[Lines of data]
§ §
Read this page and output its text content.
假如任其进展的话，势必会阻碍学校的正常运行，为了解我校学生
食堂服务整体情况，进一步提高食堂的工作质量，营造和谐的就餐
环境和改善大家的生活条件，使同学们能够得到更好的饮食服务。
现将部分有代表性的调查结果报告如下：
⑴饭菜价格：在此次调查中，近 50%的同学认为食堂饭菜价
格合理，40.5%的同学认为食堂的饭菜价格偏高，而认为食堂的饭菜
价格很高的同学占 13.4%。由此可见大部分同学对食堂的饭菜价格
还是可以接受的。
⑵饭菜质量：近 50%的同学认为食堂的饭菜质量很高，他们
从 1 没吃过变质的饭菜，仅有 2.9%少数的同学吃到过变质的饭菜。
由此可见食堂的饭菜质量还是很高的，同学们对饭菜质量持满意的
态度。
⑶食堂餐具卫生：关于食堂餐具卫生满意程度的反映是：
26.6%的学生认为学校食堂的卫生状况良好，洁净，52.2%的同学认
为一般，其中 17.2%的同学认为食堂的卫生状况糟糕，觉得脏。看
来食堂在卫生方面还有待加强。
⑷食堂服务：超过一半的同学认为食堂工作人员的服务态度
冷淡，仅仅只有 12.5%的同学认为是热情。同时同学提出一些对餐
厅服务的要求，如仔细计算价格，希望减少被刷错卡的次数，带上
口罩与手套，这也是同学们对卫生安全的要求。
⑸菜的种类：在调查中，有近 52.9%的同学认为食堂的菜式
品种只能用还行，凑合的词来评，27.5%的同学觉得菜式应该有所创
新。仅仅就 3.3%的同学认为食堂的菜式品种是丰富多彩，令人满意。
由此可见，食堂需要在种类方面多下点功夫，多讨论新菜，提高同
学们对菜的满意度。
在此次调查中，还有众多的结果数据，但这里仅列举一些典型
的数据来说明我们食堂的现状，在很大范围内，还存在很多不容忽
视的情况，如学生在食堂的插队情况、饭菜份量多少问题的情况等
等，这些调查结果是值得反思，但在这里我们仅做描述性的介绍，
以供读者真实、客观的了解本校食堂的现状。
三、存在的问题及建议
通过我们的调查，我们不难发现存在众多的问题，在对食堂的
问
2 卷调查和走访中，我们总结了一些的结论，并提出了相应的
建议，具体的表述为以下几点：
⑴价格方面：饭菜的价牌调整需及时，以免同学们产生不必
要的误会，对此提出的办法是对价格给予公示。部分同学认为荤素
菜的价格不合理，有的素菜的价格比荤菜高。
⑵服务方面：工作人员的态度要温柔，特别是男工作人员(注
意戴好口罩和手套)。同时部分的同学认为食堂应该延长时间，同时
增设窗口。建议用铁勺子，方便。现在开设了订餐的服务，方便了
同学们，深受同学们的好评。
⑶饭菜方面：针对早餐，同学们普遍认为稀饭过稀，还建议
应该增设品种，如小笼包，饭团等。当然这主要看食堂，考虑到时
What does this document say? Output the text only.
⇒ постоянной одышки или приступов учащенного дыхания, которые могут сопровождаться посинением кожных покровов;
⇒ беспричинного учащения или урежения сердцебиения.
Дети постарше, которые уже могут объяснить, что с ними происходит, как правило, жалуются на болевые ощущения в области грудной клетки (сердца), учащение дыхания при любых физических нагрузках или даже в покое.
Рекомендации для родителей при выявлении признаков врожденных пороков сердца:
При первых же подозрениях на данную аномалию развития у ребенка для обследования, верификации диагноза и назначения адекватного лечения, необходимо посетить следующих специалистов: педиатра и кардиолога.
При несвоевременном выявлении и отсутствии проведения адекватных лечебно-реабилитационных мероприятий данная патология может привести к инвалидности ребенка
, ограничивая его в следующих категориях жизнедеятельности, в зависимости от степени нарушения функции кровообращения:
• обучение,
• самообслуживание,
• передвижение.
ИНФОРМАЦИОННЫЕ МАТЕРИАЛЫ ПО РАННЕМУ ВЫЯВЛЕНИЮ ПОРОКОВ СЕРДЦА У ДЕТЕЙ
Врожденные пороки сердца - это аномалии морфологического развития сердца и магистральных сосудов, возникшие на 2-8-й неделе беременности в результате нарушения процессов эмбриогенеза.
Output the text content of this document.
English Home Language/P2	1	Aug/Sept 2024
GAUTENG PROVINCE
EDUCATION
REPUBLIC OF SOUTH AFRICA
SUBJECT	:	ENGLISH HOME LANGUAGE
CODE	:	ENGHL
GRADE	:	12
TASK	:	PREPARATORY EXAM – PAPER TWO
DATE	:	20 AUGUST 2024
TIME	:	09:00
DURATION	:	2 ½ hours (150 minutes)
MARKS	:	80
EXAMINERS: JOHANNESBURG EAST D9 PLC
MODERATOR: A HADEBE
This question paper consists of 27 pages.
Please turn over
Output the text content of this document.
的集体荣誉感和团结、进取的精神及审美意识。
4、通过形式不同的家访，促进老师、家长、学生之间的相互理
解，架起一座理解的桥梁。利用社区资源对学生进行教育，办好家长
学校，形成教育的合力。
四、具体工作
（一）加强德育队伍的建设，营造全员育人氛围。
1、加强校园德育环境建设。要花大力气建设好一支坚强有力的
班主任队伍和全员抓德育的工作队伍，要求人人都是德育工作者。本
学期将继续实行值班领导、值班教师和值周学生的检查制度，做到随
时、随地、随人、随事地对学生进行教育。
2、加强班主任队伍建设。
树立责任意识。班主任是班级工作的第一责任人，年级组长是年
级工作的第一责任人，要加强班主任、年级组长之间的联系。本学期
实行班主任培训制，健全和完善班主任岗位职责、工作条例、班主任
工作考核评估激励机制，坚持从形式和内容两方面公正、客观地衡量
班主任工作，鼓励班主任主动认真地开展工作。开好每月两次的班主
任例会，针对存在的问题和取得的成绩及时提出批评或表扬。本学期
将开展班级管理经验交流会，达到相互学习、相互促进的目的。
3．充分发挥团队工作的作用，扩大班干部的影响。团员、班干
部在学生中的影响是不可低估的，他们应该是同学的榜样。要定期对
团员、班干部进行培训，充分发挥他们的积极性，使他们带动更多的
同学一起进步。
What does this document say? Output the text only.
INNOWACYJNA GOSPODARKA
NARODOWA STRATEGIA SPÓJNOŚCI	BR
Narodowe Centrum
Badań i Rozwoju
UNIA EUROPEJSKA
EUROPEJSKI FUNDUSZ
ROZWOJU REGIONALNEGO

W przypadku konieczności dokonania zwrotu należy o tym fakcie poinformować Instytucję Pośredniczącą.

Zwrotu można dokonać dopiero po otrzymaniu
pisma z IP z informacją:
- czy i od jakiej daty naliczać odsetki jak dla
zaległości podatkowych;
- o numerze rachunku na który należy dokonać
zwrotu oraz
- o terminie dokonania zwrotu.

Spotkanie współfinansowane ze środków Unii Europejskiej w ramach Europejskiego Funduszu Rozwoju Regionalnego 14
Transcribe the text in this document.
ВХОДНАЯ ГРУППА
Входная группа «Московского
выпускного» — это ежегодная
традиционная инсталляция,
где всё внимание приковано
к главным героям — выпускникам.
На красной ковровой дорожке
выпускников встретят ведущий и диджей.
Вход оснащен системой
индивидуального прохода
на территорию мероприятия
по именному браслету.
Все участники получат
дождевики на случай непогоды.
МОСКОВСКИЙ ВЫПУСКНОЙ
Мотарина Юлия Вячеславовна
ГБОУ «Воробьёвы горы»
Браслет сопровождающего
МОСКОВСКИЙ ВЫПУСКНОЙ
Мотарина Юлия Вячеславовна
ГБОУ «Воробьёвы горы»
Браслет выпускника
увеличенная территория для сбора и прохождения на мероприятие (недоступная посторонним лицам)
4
§ §
> DESCRIPTION OF THE TASK: Nothing should be changed: write out all of the data as is.

> TASK OUTPUT:
Read this page and output its text content.
假如任其进展的话，势必会阻碍学校的正常运行，为了解我校学生
食堂服务整体情况，进一步提高食堂的工作质量，营造和谐的就餐
环境和改善大家的生活条件，使同学们能够得到更好的饮食服务。
现将部分有代表性的调查结果报告如下：
⑴饭菜价格：在此次调查中，近 50%的同学认为食堂饭菜价
格合理，40.5%的同学认为食堂的饭菜价格偏高，而认为食堂的饭菜
价格很高的同学占 13.4%。由此可见大部分同学对食堂的饭菜价格
还是可以接受的。
⑵饭菜质量：近 50%的同学认为食堂的饭菜质量很高，他们
从 1 没吃过变质的饭菜，仅有 2.9%少数的同学吃到过变质的饭菜。
由此可见食堂的饭菜质量还是很高的，同学们对饭菜质量持满意的
态度。
⑶食堂餐具卫生：关于食堂餐具卫生满意程度的反映是：
26.6%的学生认为学校食堂的卫生状况良好，洁净，52.2%的同学认
为一般，其中 17.2%的同学认为食堂的卫生状况糟糕，觉得脏。看
来食堂在卫生方面还有待加强。
⑷食堂服务：超过一半的同学认为食堂工作人员的服务态度
冷淡，仅仅只有 12.5%的同学认为是热情。同时同学提出一些对餐
厅服务的要求，如仔细计算价格，希望减少被刷错卡的次数，带上
口罩与手套，这也是同学们对卫生安全的要求。
⑸菜的种类：在调查中，有近 52.9%的同学认为食堂的菜式
品种只能用还行，凑合的词来评，27.5%的同学觉得菜式应该有所创
新。仅仅就 3.3%的同学认为食堂的菜式品种是丰富多彩，令人满意。
由此可见，食堂需要在种类方面多下点功夫，多讨论新菜，提高同
学们对菜的满意度。
在此次调查中，还有众多的结果数据，但这里仅列举一些典型
的数据来说明我们食堂的现状，在很大范围内，还存在很多不容忽
视的情况，如学生在食堂的插队情况、饭菜份量多少问题的情况等
等，这些调查结果是值得反思，但在这里我们仅做描述性的介绍，
以供读者真实、客观的了解本校食堂的现状。
三、存在的问题及建议
通过我们的调查，我们不难发现存在众多的问题，在对食堂的
问
2 卷调查和走访中，我们总结了一些的结论，并提出了相应的
建议，具体的表述为以下几点：
⑴价格方面：饭菜的价牌调整需及时，以免同学们产生不必
要的误会，对此提出的办法是对价格给予公示。部分同学认为荤素
菜的价格不合理，有的素菜的价格比荤菜高。
⑵服务方面：工作人员的态度要温柔，特别是男工作人员(注
意戴好口罩和手套)。同时部分的同学认为食堂应该延长时间，同时
增设窗口。建议用铁勺子，方便。现在开设了订餐的服务，方便了
同学们，深受同学们的好评。
⑶饭菜方面：针对早餐，同学们普遍认为稀饭过稀，还建议
应该增设品种，如小笼包，饭团等。当然这主要看食堂，考虑到时
What does this document say? Output the text only.
⇒ постоянной одышки или приступов учащенного дыхания, которые могут сопровождаться посинением кожных покровов;
⇒ беспричинного учащения или урежения сердцебиения.
Дети постарше, которые уже могут объяснить, что с ними происходит, как правило, жалуются на болевые ощущения в области грудной клетки (сердца), учащение дыхания при любых физических нагрузках или даже в покое.
Рекомендации для родителей при выявлении признаков врожденных пороков сердца:
При первых же подозрениях на данную аномалию развития у ребенка для обследования, верификации диагноза и назначения адекватного лечения, необходимо посетить следующих специалистов: педиатра и кардиолога.
При несвоевременном выявлении и отсутствии проведения адекватных лечебно-реабилитационных мероприятий данная патология может привести к инвалидности ребенка
, ограничивая его в следующих категориях жизнедеятельности, в зависимости от степени нарушения функции кровообращения:
• обучение,
• самообслуживание,
• передвижение.
ИНФОРМАЦИОННЫЕ МАТЕРИАЛЫ ПО РАННЕМУ ВЫЯВЛЕНИЮ ПОРОКОВ СЕРДЦА У ДЕТЕЙ
Врожденные пороки сердца - это аномалии морфологического развития сердца и магистральных сосудов, возникшие на 2-8-й неделе беременности в результате нарушения процессов эмбриогенеза.
Output the text content of this document.
English Home Language/P2	1	Aug/Sept 2024
GAUTENG PROVINCE
EDUCATION
REPUBLIC OF SOUTH AFRICA
SUBJECT	:	ENGLISH HOME LANGUAGE
CODE	:	ENGHL
GRADE	:	12
TASK	:	PREPARATORY EXAM – PAPER TWO
DATE	:	20 AUGUST 2024
TIME	:	09:00
DURATION	:	2 ½ hours (150 minutes)
MARKS	:	80
EXAMINERS: JOHANNESBURG EAST D9 PLC
MODERATOR: A HADEBE
This question paper consists of 27 pages.
Please turn over
Output the text content of this document.
的集体荣誉感和团结、进取的精神及审美意识。
4、通过形式不同的家访，促进老师、家长、学生之间的相互理
解，架起一座理解的桥梁。利用社区资源对学生进行教育，办好家长
学校，形成教育的合力。
四、具体工作
（一）加强德育队伍的建设，营造全员育人氛围。
1、加强校园德育环境建设。要花大力气建设好一支坚强有力的
班主任队伍和全员抓德育的工作队伍，要求人人都是德育工作者。本
学期将继续实行值班领导、值班教师和值周学生的检查制度，做到随
时、随地、随人、随事地对学生进行教育。
2、加强班主任队伍建设。
树立责任意识。班主任是班级工作的第一责任人，年级组长是年
级工作的第一责任人，要加强班主任、年级组长之间的联系。本学期
实行班主任培训制，健全和完善班主任岗位职责、工作条例、班主任
工作考核评估激励机制，坚持从形式和内容两方面公正、客观地衡量
班主任工作，鼓励班主任主动认真地开展工作。开好每月两次的班主
任例会，针对存在的问题和取得的成绩及时提出批评或表扬。本学期
将开展班级管理经验交流会，达到相互学习、相互促进的目的。
3．充分发挥团队工作的作用，扩大班干部的影响。团员、班干
部在学生中的影响是不可低估的，他们应该是同学的榜样。要定期对
团员、班干部进行培训，充分发挥他们的积极性，使他们带动更多的
同学一起进步。
What does this document say? Output the text only.
INNOWACYJNA GOSPODARKA
NARODOWA STRATEGIA SPÓJNOŚCI	BR
Narodowe Centrum
Badań i Rozwoju
UNIA EUROPEJSKA
EUROPEJSKI FUNDUSZ
ROZWOJU REGIONALNEGO

W przypadku konieczności dokonania zwrotu należy o tym fakcie poinformować Instytucję Pośredniczącą.

Zwrotu można dokonać dopiero po otrzymaniu
pisma z IP z informacją:
- czy i od jakiej daty naliczać odsetki jak dla
zaległości podatkowych;
- o numerze rachunku na który należy dokonać
zwrotu oraz
- o terminie dokonania zwrotu.

Spotkanie współfinansowane ze środków Unii Europejskiej w ramach Europejskiego Funduszu Rozwoju Regionalnego 14
Transcribe the text in this document.
ВХОДНАЯ ГРУППА
Входная группа «Московского
выпускного» — это ежегодная
традиционная инсталляция,
где всё внимание приковано
к главным героям — выпускникам.
На красной ковровой дорожке
выпускников встретят ведущий и диджей.
Вход оснащен системой
индивидуального прохода
на территорию мероприятия
по именному браслету.
Все участники получат
дождевики на случай непогоды.
МОСКОВСКИЙ ВЫПУСКНОЙ
Мотарина Юлия Вячеславовна
ГБОУ «Воробьёвы горы»
Браслет сопровождающего
МОСКОВСКИЙ ВЫПУСКНОЙ
Мотарина Юлия Вячеславовна
ГБОУ «Воробьёвы горы»
Браслет выпускника
увеличенная территория для сбора и прохождения на мероприятие (недоступная посторонним лицам)
4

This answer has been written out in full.